DIRECTIVE: Narrow the data below down to the lines containing "Emigration".

SUPPLIED DATA:
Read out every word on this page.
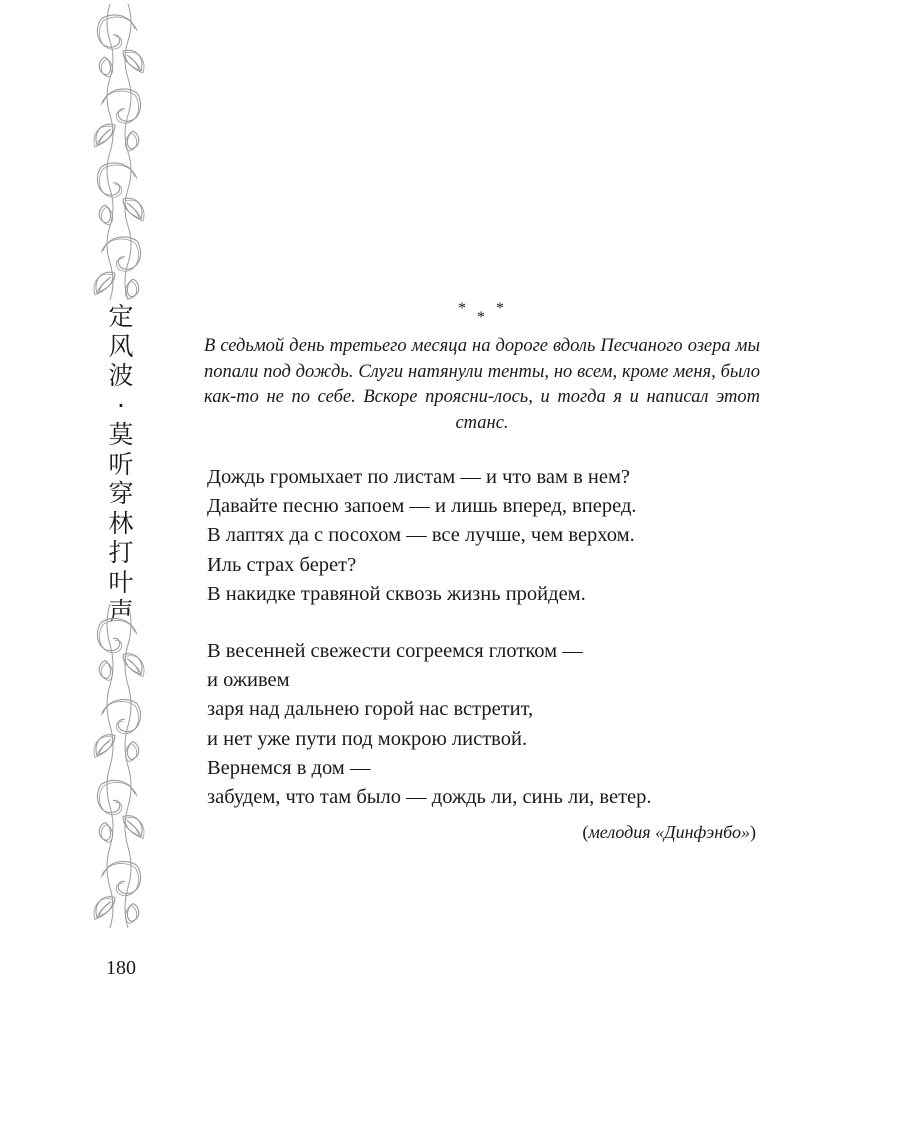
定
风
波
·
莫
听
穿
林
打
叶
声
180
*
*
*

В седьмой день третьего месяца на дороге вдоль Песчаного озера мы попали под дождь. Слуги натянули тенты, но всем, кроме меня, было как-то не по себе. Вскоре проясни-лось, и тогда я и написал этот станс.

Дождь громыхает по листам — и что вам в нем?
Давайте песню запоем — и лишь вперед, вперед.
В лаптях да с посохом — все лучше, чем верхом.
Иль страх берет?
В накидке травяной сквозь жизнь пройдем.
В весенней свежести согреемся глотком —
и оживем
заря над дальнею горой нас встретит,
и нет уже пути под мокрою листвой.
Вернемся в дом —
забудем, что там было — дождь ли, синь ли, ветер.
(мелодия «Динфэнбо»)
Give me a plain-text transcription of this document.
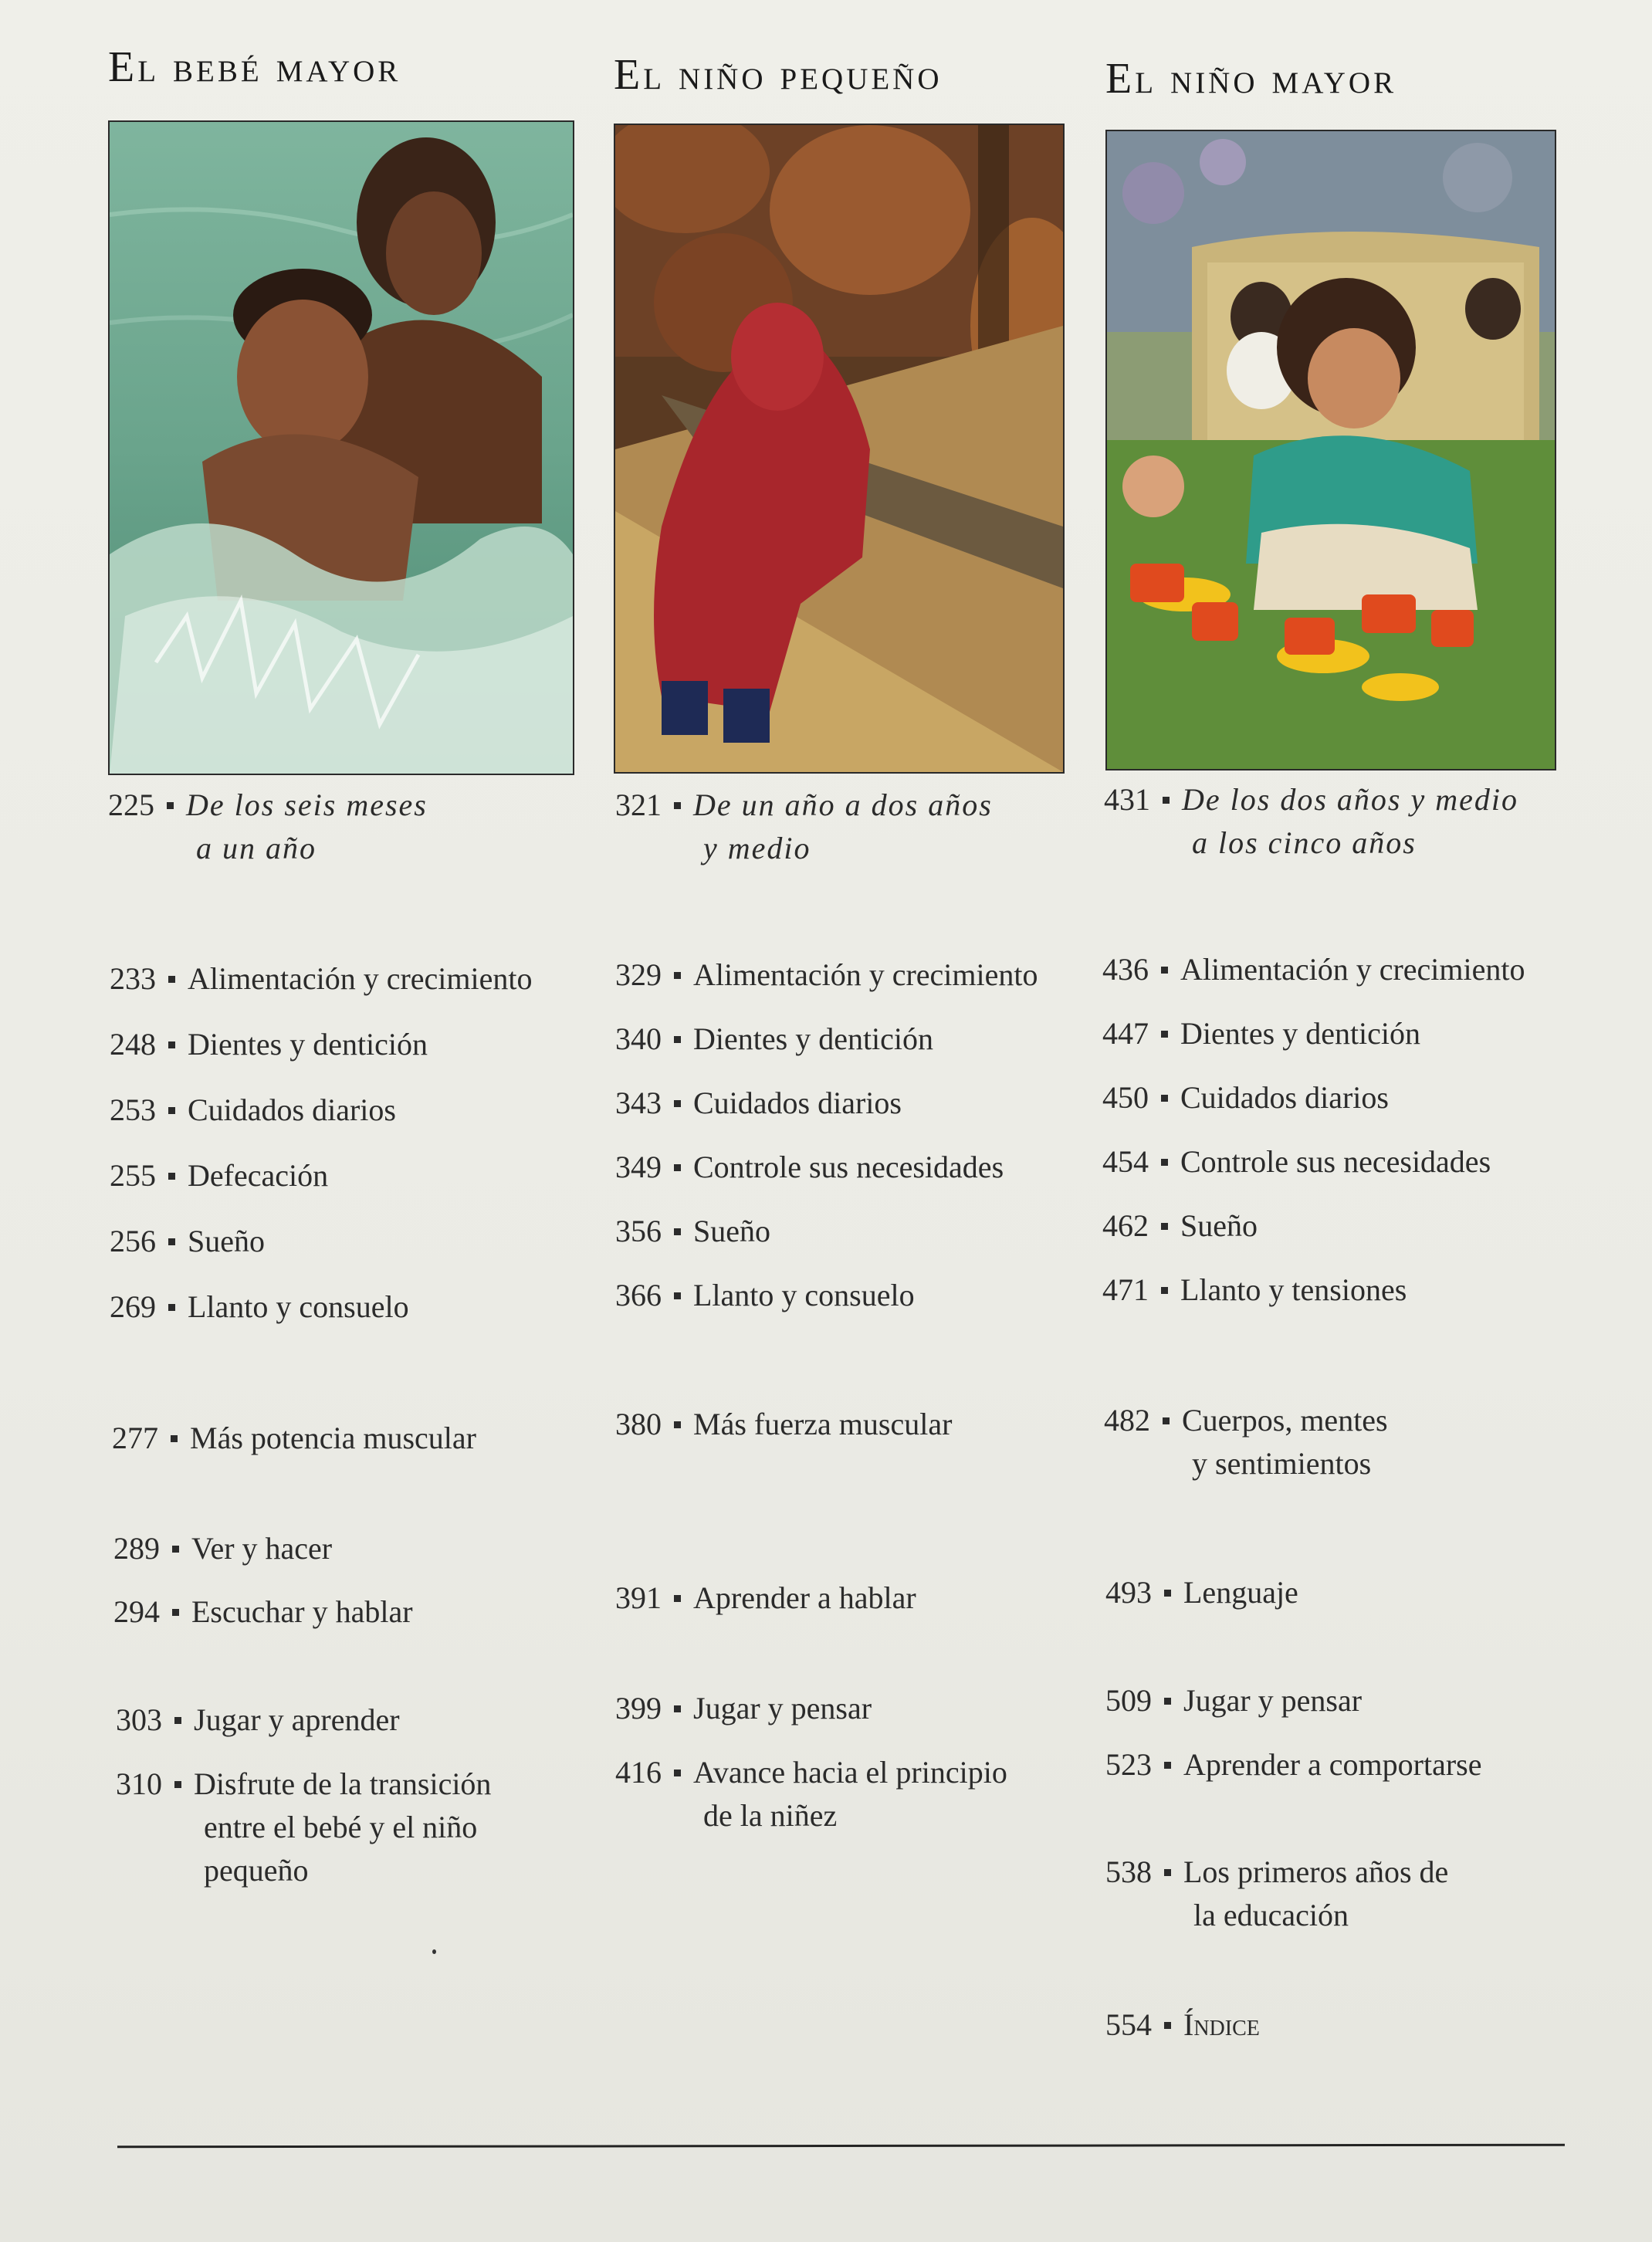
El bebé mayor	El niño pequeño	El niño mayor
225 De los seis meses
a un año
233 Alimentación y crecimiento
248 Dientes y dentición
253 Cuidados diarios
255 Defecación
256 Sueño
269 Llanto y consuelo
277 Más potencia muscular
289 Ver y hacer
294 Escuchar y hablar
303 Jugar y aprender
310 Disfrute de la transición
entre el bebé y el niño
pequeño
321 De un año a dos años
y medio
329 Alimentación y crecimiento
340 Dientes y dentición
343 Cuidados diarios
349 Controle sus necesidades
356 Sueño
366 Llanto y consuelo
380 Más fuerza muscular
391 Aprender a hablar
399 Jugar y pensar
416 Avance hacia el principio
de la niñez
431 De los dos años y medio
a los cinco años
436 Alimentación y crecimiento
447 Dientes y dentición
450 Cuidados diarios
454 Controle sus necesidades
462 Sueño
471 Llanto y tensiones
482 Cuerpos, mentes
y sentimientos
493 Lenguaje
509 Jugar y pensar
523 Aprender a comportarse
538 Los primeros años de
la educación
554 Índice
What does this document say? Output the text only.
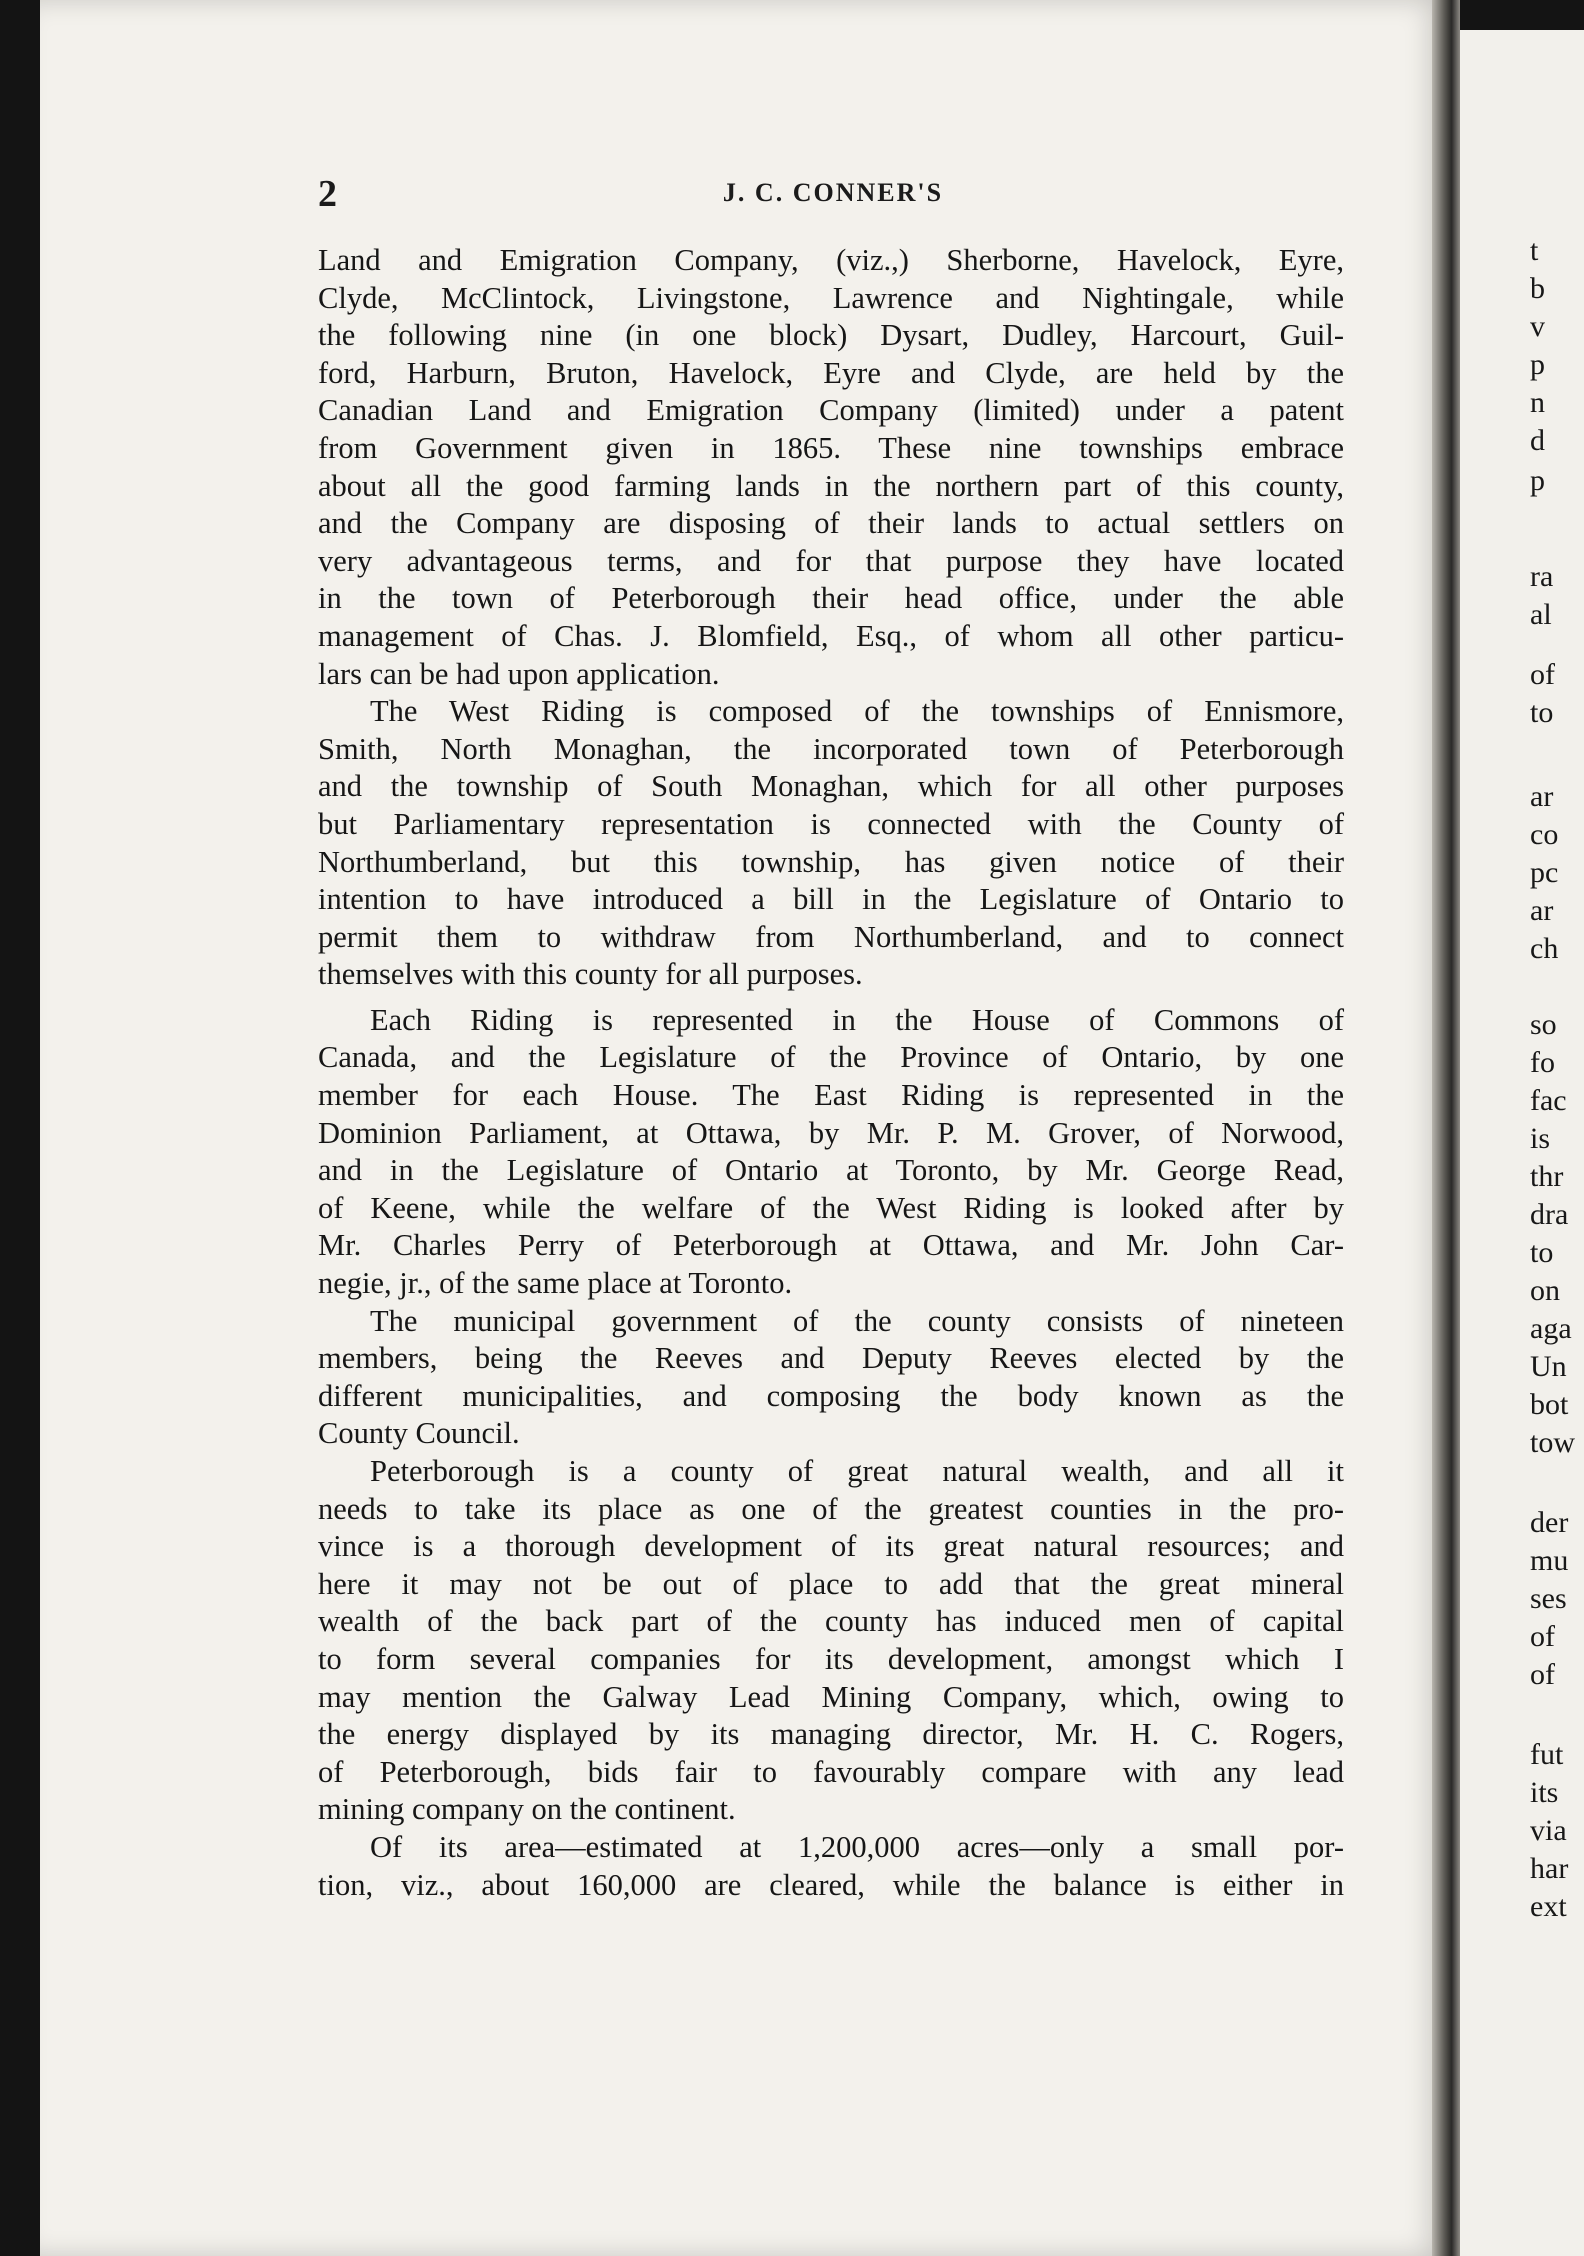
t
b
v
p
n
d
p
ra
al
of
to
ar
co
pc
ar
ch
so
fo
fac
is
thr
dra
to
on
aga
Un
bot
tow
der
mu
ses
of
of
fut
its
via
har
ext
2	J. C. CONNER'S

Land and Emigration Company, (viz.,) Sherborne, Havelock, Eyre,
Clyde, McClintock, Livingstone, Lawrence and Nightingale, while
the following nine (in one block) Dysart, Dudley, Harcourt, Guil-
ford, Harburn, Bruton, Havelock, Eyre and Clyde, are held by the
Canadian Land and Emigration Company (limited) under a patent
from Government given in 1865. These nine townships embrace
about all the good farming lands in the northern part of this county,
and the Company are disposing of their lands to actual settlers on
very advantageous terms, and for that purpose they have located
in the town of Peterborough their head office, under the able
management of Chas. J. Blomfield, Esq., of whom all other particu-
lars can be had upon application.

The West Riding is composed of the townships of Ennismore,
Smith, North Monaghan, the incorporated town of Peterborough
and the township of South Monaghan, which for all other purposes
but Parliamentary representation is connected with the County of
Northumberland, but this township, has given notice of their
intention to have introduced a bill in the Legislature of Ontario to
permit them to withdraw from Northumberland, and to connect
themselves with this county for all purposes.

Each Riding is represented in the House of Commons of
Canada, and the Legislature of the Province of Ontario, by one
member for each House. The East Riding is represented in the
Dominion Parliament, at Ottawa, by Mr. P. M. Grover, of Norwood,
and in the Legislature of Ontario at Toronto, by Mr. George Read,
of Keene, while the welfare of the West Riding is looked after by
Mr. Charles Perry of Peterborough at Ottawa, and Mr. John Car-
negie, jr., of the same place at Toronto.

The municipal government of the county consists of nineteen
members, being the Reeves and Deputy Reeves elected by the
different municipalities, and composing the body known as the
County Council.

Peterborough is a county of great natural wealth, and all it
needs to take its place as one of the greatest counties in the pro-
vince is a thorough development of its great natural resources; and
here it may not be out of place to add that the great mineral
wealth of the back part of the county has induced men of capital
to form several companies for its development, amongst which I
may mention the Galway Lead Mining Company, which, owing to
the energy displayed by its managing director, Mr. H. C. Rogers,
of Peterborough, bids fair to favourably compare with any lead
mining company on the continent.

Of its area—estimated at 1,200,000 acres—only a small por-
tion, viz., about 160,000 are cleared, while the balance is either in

IN RESPONSE:
Land and Emigration Company, (viz.,) Sherborne, Havelock, Eyre,
Canadian Land and Emigration Company (limited) under a patent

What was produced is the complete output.